### Required task
Every entry must be copied word for word.

### Provided records
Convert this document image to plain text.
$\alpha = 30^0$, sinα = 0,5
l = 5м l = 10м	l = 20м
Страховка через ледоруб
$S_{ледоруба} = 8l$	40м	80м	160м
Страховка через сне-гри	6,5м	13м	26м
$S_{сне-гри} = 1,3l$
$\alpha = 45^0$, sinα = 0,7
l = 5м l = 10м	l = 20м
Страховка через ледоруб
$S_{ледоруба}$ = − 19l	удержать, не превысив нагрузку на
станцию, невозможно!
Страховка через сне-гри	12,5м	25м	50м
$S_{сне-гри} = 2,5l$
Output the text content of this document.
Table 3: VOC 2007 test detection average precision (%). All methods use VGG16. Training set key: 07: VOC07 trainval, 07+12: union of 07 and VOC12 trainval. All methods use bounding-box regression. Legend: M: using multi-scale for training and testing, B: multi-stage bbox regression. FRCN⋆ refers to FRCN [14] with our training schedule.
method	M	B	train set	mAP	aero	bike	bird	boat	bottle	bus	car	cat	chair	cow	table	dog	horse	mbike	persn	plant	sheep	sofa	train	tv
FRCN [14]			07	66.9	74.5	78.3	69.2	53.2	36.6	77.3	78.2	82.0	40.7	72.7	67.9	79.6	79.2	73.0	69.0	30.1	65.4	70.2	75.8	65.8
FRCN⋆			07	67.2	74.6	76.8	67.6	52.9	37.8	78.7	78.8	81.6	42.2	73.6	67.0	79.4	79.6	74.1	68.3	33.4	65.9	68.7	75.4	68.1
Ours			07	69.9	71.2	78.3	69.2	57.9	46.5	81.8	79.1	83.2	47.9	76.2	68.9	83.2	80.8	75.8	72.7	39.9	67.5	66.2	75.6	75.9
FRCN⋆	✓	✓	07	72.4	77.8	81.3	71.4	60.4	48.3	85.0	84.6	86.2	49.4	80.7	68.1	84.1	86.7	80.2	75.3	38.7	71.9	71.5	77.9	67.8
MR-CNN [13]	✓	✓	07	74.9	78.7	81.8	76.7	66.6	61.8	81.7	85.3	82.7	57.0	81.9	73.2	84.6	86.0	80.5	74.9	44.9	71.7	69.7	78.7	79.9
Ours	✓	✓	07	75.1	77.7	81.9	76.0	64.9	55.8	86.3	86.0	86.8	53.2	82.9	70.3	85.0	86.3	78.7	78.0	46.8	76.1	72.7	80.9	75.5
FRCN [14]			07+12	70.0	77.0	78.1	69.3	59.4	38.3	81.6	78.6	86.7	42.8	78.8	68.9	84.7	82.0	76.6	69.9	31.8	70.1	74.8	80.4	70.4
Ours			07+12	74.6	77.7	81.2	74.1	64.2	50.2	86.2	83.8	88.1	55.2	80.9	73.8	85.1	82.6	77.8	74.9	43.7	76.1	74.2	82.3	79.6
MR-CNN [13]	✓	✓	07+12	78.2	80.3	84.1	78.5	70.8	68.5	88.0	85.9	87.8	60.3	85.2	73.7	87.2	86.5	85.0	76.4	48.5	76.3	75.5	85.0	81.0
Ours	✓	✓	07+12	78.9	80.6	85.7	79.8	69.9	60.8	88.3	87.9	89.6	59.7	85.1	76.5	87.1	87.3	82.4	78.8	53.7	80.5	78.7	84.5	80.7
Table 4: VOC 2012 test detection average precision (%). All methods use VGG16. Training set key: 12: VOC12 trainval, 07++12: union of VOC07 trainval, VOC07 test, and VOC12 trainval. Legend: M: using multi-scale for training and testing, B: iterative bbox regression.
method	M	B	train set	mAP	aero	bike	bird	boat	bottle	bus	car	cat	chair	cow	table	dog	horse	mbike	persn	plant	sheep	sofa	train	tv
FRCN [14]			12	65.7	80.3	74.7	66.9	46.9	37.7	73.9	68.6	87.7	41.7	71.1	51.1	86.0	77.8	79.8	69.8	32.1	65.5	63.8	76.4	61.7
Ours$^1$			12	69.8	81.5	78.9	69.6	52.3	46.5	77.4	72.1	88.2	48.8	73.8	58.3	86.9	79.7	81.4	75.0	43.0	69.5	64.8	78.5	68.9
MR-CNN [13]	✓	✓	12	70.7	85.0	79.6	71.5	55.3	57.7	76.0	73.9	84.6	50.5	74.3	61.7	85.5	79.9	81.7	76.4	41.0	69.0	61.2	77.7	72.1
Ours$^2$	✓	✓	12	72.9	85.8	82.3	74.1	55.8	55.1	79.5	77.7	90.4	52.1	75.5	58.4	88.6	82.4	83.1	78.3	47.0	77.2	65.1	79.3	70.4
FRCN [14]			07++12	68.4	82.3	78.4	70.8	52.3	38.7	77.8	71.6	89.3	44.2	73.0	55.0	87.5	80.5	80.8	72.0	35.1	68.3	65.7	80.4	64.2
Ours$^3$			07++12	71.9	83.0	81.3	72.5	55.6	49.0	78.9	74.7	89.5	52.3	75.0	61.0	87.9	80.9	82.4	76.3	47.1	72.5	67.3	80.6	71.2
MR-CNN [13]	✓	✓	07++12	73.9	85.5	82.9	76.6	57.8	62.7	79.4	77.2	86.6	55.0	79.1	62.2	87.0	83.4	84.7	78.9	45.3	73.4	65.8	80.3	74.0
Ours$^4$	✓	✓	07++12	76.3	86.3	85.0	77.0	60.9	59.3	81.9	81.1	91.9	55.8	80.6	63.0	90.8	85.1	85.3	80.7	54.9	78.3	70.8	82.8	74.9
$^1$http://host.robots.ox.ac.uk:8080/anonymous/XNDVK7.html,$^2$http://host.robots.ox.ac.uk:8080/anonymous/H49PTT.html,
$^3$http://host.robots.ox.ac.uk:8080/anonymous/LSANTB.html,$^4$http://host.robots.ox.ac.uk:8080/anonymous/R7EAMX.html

### Response to the task
Convert this document image to plain text.
$\alpha = 30^0$, sinα = 0,5
l = 5м l = 10м	l = 20м
Страховка через ледоруб
$S_{ледоруба} = 8l$	40м	80м	160м
Страховка через сне-гри	6,5м	13м	26м
$S_{сне-гри} = 1,3l$
$\alpha = 45^0$, sinα = 0,7
l = 5м l = 10м	l = 20м
Страховка через ледоруб
$S_{ледоруба}$ = − 19l	удержать, не превысив нагрузку на
станцию, невозможно!
Страховка через сне-гри	12,5м	25м	50м
$S_{сне-гри} = 2,5l$
Output the text content of this document.
Table 3: VOC 2007 test detection average precision (%). All methods use VGG16. Training set key: 07: VOC07 trainval, 07+12: union of 07 and VOC12 trainval. All methods use bounding-box regression. Legend: M: using multi-scale for training and testing, B: multi-stage bbox regression. FRCN⋆ refers to FRCN [14] with our training schedule.
method	M	B	train set	mAP	aero	bike	bird	boat	bottle	bus	car	cat	chair	cow	table	dog	horse	mbike	persn	plant	sheep	sofa	train	tv
FRCN [14]			07	66.9	74.5	78.3	69.2	53.2	36.6	77.3	78.2	82.0	40.7	72.7	67.9	79.6	79.2	73.0	69.0	30.1	65.4	70.2	75.8	65.8
FRCN⋆			07	67.2	74.6	76.8	67.6	52.9	37.8	78.7	78.8	81.6	42.2	73.6	67.0	79.4	79.6	74.1	68.3	33.4	65.9	68.7	75.4	68.1
Ours			07	69.9	71.2	78.3	69.2	57.9	46.5	81.8	79.1	83.2	47.9	76.2	68.9	83.2	80.8	75.8	72.7	39.9	67.5	66.2	75.6	75.9
FRCN⋆	✓	✓	07	72.4	77.8	81.3	71.4	60.4	48.3	85.0	84.6	86.2	49.4	80.7	68.1	84.1	86.7	80.2	75.3	38.7	71.9	71.5	77.9	67.8
MR-CNN [13]	✓	✓	07	74.9	78.7	81.8	76.7	66.6	61.8	81.7	85.3	82.7	57.0	81.9	73.2	84.6	86.0	80.5	74.9	44.9	71.7	69.7	78.7	79.9
Ours	✓	✓	07	75.1	77.7	81.9	76.0	64.9	55.8	86.3	86.0	86.8	53.2	82.9	70.3	85.0	86.3	78.7	78.0	46.8	76.1	72.7	80.9	75.5
FRCN [14]			07+12	70.0	77.0	78.1	69.3	59.4	38.3	81.6	78.6	86.7	42.8	78.8	68.9	84.7	82.0	76.6	69.9	31.8	70.1	74.8	80.4	70.4
Ours			07+12	74.6	77.7	81.2	74.1	64.2	50.2	86.2	83.8	88.1	55.2	80.9	73.8	85.1	82.6	77.8	74.9	43.7	76.1	74.2	82.3	79.6
MR-CNN [13]	✓	✓	07+12	78.2	80.3	84.1	78.5	70.8	68.5	88.0	85.9	87.8	60.3	85.2	73.7	87.2	86.5	85.0	76.4	48.5	76.3	75.5	85.0	81.0
Ours	✓	✓	07+12	78.9	80.6	85.7	79.8	69.9	60.8	88.3	87.9	89.6	59.7	85.1	76.5	87.1	87.3	82.4	78.8	53.7	80.5	78.7	84.5	80.7
Table 4: VOC 2012 test detection average precision (%). All methods use VGG16. Training set key: 12: VOC12 trainval, 07++12: union of VOC07 trainval, VOC07 test, and VOC12 trainval. Legend: M: using multi-scale for training and testing, B: iterative bbox regression.
method	M	B	train set	mAP	aero	bike	bird	boat	bottle	bus	car	cat	chair	cow	table	dog	horse	mbike	persn	plant	sheep	sofa	train	tv
FRCN [14]			12	65.7	80.3	74.7	66.9	46.9	37.7	73.9	68.6	87.7	41.7	71.1	51.1	86.0	77.8	79.8	69.8	32.1	65.5	63.8	76.4	61.7
Ours$^1$			12	69.8	81.5	78.9	69.6	52.3	46.5	77.4	72.1	88.2	48.8	73.8	58.3	86.9	79.7	81.4	75.0	43.0	69.5	64.8	78.5	68.9
MR-CNN [13]	✓	✓	12	70.7	85.0	79.6	71.5	55.3	57.7	76.0	73.9	84.6	50.5	74.3	61.7	85.5	79.9	81.7	76.4	41.0	69.0	61.2	77.7	72.1
Ours$^2$	✓	✓	12	72.9	85.8	82.3	74.1	55.8	55.1	79.5	77.7	90.4	52.1	75.5	58.4	88.6	82.4	83.1	78.3	47.0	77.2	65.1	79.3	70.4
FRCN [14]			07++12	68.4	82.3	78.4	70.8	52.3	38.7	77.8	71.6	89.3	44.2	73.0	55.0	87.5	80.5	80.8	72.0	35.1	68.3	65.7	80.4	64.2
Ours$^3$			07++12	71.9	83.0	81.3	72.5	55.6	49.0	78.9	74.7	89.5	52.3	75.0	61.0	87.9	80.9	82.4	76.3	47.1	72.5	67.3	80.6	71.2
MR-CNN [13]	✓	✓	07++12	73.9	85.5	82.9	76.6	57.8	62.7	79.4	77.2	86.6	55.0	79.1	62.2	87.0	83.4	84.7	78.9	45.3	73.4	65.8	80.3	74.0
Ours$^4$	✓	✓	07++12	76.3	86.3	85.0	77.0	60.9	59.3	81.9	81.1	91.9	55.8	80.6	63.0	90.8	85.1	85.3	80.7	54.9	78.3	70.8	82.8	74.9
$^1$http://host.robots.ox.ac.uk:8080/anonymous/XNDVK7.html,$^2$http://host.robots.ox.ac.uk:8080/anonymous/H49PTT.html,
$^3$http://host.robots.ox.ac.uk:8080/anonymous/LSANTB.html,$^4$http://host.robots.ox.ac.uk:8080/anonymous/R7EAMX.html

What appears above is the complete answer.